• _Task_
Leaving out all images, write out the records that follow exactly.

— Start of Data to use —

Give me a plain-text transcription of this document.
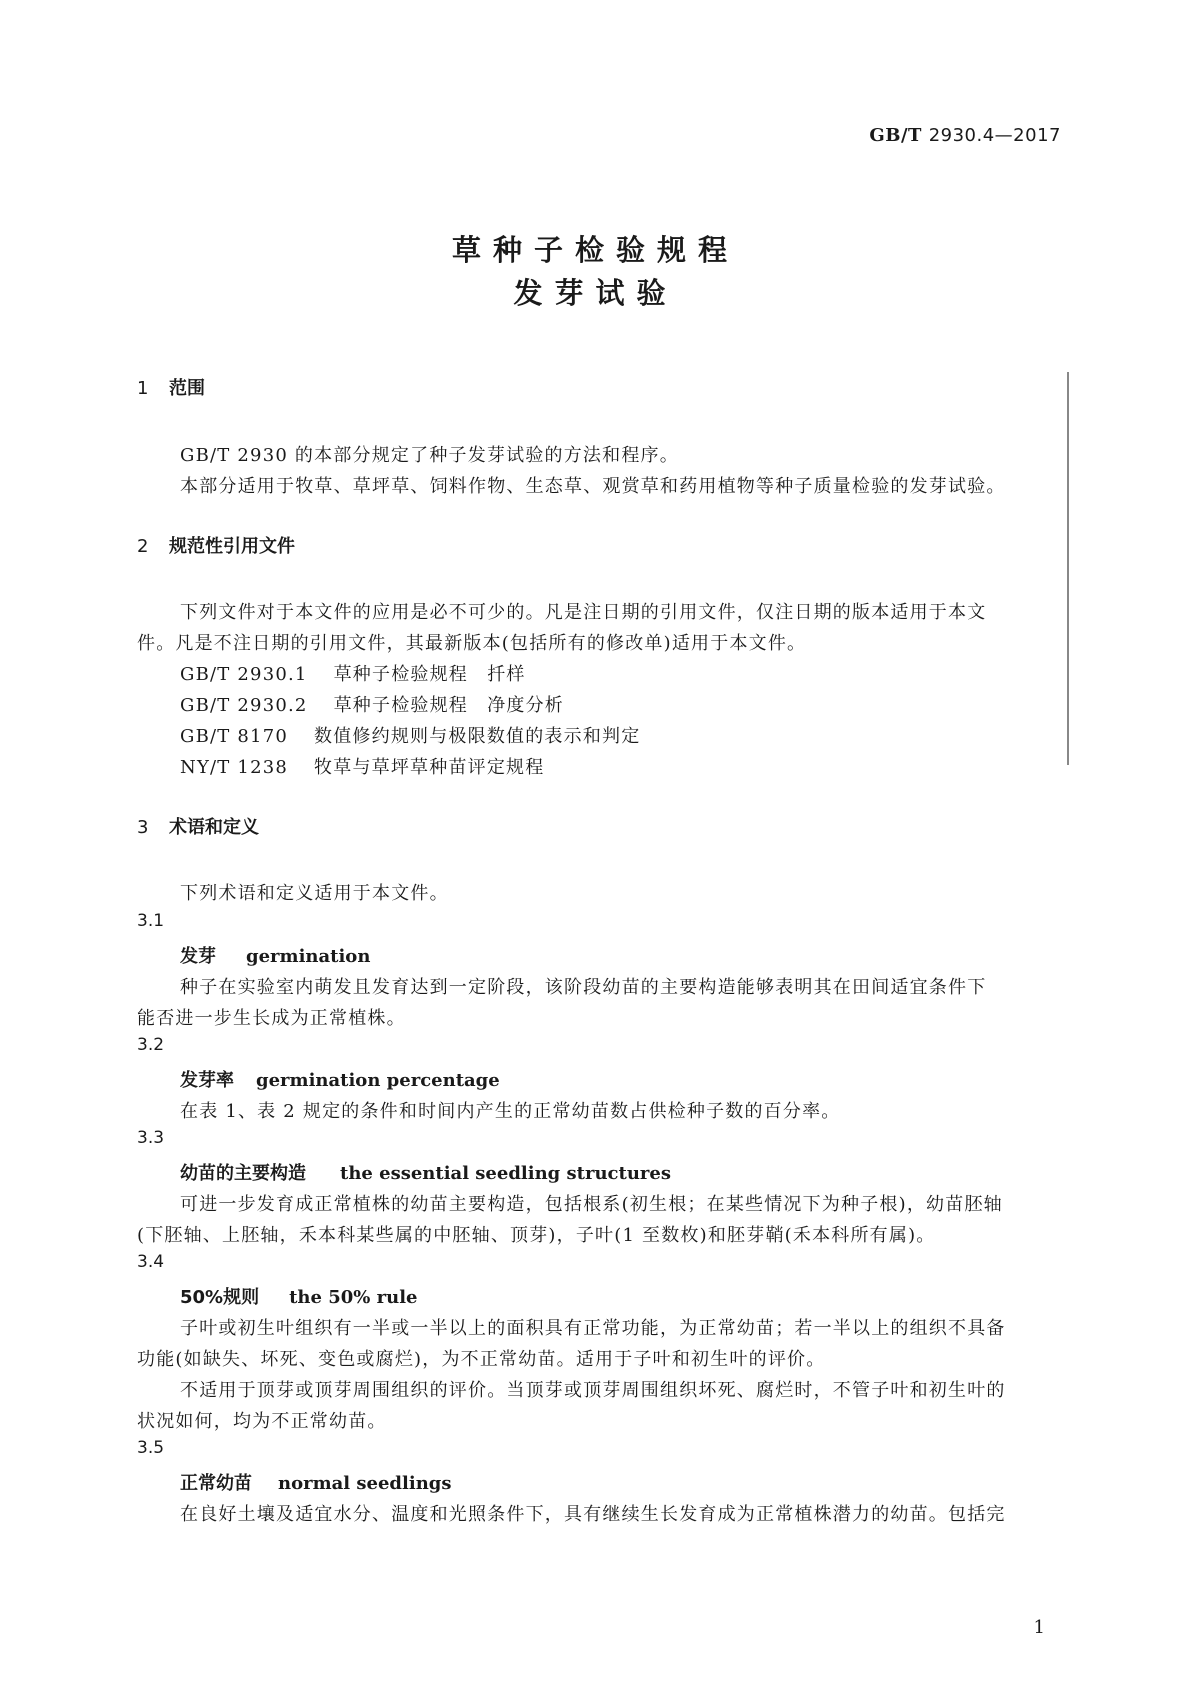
GB/T 2930.4—2017
草种子检验规程
发芽试验
1 范围
GB/T 2930 的本部分规定了种子发芽试验的方法和程序。
本部分适用于牧草、草坪草、饲料作物、生态草、观赏草和药用植物等种子质量检验的发芽试验。
2 规范性引用文件
下列文件对于本文件的应用是必不可少的。凡是注日期的引用文件，仅注日期的版本适用于本文
件。凡是不注日期的引用文件，其最新版本(包括所有的修改单)适用于本文件。
GB/T 2930.1 草种子检验规程　扦样
GB/T 2930.2 草种子检验规程　净度分析
GB/T 8170 数值修约规则与极限数值的表示和判定
NY/T 1238 牧草与草坪草种苗评定规程
3 术语和定义
下列术语和定义适用于本文件。
3.1
发芽 germination
种子在实验室内萌发且发育达到一定阶段，该阶段幼苗的主要构造能够表明其在田间适宜条件下
能否进一步生长成为正常植株。
3.2
发芽率 germination percentage
在表 1、表 2 规定的条件和时间内产生的正常幼苗数占供检种子数的百分率。
3.3
幼苗的主要构造 the essential seedling structures
可进一步发育成正常植株的幼苗主要构造，包括根系(初生根；在某些情况下为种子根)，幼苗胚轴
(下胚轴、上胚轴，禾本科某些属的中胚轴、顶芽)，子叶(1 至数枚)和胚芽鞘(禾本科所有属)。
3.4
50%规则 the 50% rule
子叶或初生叶组织有一半或一半以上的面积具有正常功能，为正常幼苗；若一半以上的组织不具备
功能(如缺失、坏死、变色或腐烂)，为不正常幼苗。适用于子叶和初生叶的评价。
不适用于顶芽或顶芽周围组织的评价。当顶芽或顶芽周围组织坏死、腐烂时，不管子叶和初生叶的
状况如何，均为不正常幼苗。
3.5
正常幼苗 normal seedlings
在良好土壤及适宜水分、温度和光照条件下，具有继续生长发育成为正常植株潜力的幼苗。包括完
1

— End of Data to use —

• _Solved exercise_
Give me a plain-text transcription of this document.
GB/T 2930.4—2017
草种子检验规程
发芽试验
1 范围
GB/T 2930 的本部分规定了种子发芽试验的方法和程序。
本部分适用于牧草、草坪草、饲料作物、生态草、观赏草和药用植物等种子质量检验的发芽试验。
2 规范性引用文件
下列文件对于本文件的应用是必不可少的。凡是注日期的引用文件，仅注日期的版本适用于本文
件。凡是不注日期的引用文件，其最新版本(包括所有的修改单)适用于本文件。
GB/T 2930.1 草种子检验规程　扦样
GB/T 2930.2 草种子检验规程　净度分析
GB/T 8170 数值修约规则与极限数值的表示和判定
NY/T 1238 牧草与草坪草种苗评定规程
3 术语和定义
下列术语和定义适用于本文件。
3.1
发芽 germination
种子在实验室内萌发且发育达到一定阶段，该阶段幼苗的主要构造能够表明其在田间适宜条件下
能否进一步生长成为正常植株。
3.2
发芽率 germination percentage
在表 1、表 2 规定的条件和时间内产生的正常幼苗数占供检种子数的百分率。
3.3
幼苗的主要构造 the essential seedling structures
可进一步发育成正常植株的幼苗主要构造，包括根系(初生根；在某些情况下为种子根)，幼苗胚轴
(下胚轴、上胚轴，禾本科某些属的中胚轴、顶芽)，子叶(1 至数枚)和胚芽鞘(禾本科所有属)。
3.4
50%规则 the 50% rule
子叶或初生叶组织有一半或一半以上的面积具有正常功能，为正常幼苗；若一半以上的组织不具备
功能(如缺失、坏死、变色或腐烂)，为不正常幼苗。适用于子叶和初生叶的评价。
不适用于顶芽或顶芽周围组织的评价。当顶芽或顶芽周围组织坏死、腐烂时，不管子叶和初生叶的
状况如何，均为不正常幼苗。
3.5
正常幼苗 normal seedlings
在良好土壤及适宜水分、温度和光照条件下，具有继续生长发育成为正常植株潜力的幼苗。包括完
1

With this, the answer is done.